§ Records
** begin **
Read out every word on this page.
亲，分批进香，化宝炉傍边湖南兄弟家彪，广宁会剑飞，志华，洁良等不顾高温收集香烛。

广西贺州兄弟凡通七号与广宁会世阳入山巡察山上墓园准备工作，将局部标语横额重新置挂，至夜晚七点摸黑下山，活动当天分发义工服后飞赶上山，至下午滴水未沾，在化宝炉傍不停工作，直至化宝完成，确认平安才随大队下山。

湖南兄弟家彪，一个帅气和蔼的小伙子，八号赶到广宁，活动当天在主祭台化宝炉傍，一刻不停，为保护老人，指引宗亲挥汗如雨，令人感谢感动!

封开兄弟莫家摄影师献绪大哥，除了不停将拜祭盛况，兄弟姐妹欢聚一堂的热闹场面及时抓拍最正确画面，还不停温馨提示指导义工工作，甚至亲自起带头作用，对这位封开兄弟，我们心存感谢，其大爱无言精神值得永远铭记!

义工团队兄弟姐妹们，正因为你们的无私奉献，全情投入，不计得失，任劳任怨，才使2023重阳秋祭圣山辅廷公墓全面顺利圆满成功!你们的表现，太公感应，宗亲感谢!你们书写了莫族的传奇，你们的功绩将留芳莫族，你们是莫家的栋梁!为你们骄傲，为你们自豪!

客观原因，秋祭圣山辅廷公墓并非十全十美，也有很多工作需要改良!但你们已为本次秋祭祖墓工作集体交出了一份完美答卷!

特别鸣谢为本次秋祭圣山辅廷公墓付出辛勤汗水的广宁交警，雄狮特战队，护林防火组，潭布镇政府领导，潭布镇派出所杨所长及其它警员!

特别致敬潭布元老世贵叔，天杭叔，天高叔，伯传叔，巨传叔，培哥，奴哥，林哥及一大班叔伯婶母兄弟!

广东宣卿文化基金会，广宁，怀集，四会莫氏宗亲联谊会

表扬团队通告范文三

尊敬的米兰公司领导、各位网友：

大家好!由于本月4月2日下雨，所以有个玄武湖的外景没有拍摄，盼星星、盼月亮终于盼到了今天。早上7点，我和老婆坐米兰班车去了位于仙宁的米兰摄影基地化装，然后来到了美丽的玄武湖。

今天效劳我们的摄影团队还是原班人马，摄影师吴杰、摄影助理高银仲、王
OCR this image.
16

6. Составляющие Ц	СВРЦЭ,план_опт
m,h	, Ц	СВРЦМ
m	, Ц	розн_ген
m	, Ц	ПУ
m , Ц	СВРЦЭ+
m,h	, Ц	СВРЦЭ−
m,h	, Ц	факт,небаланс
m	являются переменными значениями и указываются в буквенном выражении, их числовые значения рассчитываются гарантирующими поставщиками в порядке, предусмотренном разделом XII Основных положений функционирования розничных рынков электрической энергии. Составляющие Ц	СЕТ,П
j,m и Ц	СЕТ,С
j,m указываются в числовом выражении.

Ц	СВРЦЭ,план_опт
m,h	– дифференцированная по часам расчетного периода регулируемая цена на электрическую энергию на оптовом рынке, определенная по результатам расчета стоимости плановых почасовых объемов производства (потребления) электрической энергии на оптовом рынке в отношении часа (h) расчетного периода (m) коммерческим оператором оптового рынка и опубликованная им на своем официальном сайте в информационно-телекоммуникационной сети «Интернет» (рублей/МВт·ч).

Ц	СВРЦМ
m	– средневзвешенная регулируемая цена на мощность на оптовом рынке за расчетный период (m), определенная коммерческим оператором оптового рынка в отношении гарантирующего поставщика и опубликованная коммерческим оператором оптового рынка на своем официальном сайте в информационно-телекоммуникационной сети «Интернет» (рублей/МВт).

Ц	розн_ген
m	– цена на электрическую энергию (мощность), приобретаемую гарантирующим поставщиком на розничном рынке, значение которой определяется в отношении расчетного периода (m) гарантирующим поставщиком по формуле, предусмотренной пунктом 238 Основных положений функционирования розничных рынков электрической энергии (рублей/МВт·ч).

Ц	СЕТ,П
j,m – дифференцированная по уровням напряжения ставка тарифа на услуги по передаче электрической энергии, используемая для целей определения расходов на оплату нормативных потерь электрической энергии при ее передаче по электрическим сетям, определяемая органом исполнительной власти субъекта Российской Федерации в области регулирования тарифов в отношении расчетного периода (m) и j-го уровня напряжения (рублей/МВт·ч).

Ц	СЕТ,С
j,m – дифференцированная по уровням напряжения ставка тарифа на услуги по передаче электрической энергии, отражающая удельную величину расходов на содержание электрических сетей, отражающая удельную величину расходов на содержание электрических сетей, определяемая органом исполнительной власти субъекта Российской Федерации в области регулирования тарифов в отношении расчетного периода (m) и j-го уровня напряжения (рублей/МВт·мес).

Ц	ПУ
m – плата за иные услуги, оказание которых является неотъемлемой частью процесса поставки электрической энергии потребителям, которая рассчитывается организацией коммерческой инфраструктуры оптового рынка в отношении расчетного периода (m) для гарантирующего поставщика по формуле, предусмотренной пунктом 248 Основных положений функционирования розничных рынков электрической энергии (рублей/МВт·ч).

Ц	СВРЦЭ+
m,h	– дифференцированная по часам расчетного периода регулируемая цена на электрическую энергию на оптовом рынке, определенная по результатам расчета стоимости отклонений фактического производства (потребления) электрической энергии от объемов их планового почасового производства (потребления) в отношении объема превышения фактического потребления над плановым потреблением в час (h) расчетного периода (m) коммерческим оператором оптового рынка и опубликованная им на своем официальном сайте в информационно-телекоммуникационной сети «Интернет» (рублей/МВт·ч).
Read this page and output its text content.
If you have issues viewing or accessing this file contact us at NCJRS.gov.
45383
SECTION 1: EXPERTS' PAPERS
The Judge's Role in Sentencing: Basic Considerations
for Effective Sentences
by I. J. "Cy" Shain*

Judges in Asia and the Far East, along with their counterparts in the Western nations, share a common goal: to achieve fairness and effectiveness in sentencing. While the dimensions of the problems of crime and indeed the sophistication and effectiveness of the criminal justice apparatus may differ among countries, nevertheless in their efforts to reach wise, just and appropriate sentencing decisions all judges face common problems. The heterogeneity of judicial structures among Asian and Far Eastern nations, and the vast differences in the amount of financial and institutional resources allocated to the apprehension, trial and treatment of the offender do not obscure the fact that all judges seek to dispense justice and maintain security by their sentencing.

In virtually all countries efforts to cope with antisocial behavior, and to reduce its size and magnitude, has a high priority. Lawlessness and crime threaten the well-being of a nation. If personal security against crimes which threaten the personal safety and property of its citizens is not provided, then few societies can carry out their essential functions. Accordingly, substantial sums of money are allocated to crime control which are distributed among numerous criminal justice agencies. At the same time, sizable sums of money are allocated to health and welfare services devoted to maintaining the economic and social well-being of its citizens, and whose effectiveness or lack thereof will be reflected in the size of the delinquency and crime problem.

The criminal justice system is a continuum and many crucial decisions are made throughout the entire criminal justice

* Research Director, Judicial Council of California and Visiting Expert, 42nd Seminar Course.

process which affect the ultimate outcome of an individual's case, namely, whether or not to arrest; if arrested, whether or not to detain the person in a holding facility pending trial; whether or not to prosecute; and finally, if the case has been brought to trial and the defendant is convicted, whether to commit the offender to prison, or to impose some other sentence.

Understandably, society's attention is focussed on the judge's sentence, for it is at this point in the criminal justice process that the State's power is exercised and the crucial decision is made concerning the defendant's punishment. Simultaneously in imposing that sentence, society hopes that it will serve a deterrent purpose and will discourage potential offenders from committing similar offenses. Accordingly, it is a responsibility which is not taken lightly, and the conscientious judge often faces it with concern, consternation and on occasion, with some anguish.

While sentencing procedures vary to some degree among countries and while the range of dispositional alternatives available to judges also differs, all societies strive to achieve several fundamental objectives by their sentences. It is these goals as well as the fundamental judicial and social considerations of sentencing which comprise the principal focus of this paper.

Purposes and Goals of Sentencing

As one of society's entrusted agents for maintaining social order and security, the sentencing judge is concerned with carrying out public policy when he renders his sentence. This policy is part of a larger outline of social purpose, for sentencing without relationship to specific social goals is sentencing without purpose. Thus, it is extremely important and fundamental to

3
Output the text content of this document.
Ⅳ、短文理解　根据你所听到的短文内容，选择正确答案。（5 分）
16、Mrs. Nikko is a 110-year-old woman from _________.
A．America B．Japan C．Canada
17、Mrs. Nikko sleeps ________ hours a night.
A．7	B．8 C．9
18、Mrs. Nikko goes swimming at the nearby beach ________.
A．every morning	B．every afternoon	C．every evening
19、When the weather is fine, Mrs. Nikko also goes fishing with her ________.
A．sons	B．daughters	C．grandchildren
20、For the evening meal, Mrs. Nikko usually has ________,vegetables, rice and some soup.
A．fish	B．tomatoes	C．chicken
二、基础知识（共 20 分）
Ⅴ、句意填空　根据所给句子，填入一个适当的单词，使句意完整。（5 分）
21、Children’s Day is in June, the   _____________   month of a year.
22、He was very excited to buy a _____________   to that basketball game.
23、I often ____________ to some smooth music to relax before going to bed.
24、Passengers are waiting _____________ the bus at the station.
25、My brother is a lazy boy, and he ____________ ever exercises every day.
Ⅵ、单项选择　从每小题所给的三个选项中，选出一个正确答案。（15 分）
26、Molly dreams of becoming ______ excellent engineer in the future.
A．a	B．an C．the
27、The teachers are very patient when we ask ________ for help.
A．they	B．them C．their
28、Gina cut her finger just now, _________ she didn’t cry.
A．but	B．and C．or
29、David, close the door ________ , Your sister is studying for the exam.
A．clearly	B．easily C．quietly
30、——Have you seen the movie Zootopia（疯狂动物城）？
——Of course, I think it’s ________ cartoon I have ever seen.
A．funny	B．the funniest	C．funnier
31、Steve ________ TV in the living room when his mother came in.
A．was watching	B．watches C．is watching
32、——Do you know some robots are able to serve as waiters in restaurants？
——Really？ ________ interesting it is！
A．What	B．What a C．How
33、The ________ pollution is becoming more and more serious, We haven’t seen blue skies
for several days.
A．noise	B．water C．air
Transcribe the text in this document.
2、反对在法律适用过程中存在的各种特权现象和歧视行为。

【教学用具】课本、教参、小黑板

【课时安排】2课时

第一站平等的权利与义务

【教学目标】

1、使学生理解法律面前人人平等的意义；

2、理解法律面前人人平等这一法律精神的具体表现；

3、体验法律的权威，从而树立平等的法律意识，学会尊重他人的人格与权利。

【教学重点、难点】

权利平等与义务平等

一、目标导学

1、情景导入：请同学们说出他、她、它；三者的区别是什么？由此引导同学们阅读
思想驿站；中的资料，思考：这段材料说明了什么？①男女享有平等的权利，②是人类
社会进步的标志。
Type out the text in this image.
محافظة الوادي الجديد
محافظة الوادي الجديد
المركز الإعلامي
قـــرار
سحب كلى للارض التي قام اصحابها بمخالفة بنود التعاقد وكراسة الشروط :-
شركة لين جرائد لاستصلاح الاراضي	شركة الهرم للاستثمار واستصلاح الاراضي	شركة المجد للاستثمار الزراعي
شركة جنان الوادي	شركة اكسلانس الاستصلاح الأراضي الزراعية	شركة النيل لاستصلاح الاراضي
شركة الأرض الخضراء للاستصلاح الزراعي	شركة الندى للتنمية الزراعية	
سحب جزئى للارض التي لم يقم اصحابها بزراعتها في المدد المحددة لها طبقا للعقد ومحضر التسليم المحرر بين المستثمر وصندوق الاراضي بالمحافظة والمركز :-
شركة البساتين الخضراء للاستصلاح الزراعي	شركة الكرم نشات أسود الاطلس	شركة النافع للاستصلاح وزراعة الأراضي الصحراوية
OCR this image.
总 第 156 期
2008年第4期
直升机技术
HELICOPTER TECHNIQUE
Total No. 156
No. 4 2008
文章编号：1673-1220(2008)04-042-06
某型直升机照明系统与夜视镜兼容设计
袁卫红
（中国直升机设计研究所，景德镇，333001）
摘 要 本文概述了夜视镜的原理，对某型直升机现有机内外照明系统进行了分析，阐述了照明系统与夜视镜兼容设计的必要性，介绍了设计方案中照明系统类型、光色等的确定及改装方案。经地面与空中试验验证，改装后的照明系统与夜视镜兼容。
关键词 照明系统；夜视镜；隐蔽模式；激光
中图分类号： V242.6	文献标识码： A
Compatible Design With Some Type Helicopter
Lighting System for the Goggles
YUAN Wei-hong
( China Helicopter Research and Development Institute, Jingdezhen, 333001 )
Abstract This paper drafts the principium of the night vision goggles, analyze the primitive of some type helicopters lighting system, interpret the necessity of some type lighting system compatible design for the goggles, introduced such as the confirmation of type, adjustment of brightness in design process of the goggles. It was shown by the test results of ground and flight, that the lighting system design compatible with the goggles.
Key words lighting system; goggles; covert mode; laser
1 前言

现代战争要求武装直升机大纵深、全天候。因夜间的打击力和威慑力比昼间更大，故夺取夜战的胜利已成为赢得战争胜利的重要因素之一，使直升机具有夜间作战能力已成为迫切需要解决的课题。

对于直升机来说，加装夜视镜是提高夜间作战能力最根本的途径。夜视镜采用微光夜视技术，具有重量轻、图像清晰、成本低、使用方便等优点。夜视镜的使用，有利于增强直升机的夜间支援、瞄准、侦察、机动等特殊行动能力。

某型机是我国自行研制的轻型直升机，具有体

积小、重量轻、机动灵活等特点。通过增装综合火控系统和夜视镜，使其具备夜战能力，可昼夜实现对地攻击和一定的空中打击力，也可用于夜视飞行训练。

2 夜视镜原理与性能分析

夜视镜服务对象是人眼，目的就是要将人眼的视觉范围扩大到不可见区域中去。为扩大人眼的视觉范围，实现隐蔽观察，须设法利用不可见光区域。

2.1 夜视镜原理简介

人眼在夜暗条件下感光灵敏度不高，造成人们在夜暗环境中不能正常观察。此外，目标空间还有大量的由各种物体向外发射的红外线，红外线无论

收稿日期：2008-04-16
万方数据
** end **
§ Task details
Return a copy of every line that includes the word "Read".

§ Worked answer
Read out every word on this page.
Read this page and output its text content.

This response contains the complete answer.